● **PROBLEM STATEMENT**:
Drop the pictures, then extract the listing word for word.

● **DATASET EXCERPTS**:
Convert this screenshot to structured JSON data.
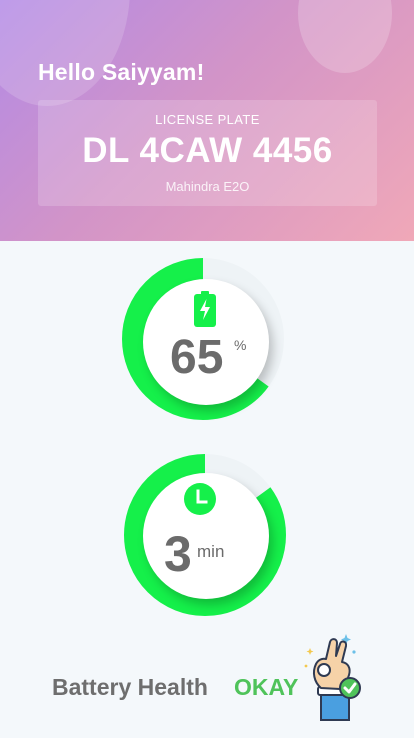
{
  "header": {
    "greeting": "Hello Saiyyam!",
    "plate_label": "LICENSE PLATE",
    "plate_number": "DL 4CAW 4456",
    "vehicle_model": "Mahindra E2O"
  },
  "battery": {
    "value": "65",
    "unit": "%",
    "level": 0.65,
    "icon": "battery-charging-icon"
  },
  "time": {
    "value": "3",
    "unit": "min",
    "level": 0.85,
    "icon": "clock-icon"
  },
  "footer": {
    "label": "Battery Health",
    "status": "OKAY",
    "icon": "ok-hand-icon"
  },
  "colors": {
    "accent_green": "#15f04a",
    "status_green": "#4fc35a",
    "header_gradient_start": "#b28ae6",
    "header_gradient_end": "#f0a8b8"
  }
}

● **EXPECTED ANSWER**:
Convert this screenshot to structured JSON data.
{
  "header": {
    "greeting": "Hello Saiyyam!",
    "plate_label": "LICENSE PLATE",
    "plate_number": "DL 4CAW 4456",
    "vehicle_model": "Mahindra E2O"
  },
  "battery": {
    "value": "65",
    "unit": "%",
    "level": 0.65,
    "icon": "battery-charging-icon"
  },
  "time": {
    "value": "3",
    "unit": "min",
    "level": 0.85,
    "icon": "clock-icon"
  },
  "footer": {
    "label": "Battery Health",
    "status": "OKAY",
    "icon": "ok-hand-icon"
  },
  "colors": {
    "accent_green": "#15f04a",
    "status_green": "#4fc35a",
    "header_gradient_start": "#b28ae6",
    "header_gradient_end": "#f0a8b8"
  }
}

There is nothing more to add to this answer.